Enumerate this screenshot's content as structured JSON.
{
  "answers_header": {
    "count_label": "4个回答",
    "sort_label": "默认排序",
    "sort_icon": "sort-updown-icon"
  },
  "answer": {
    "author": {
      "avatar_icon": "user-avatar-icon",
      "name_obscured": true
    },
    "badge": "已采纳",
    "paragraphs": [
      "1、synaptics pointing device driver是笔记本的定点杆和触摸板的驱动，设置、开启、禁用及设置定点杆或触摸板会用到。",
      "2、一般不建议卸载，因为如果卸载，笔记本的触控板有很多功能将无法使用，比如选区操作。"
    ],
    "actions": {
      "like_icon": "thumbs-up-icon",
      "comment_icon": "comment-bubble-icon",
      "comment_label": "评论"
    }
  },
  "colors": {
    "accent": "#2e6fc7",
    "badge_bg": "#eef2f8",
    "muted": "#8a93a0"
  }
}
○ ○ ○ ○
Report each line in the data that holds the word "icon".

    "sort_icon": "sort-updown-icon"
      "avatar_icon": "user-avatar-icon",
      "like_icon": "thumbs-up-icon",
      "comment_icon": "comment-bubble-icon",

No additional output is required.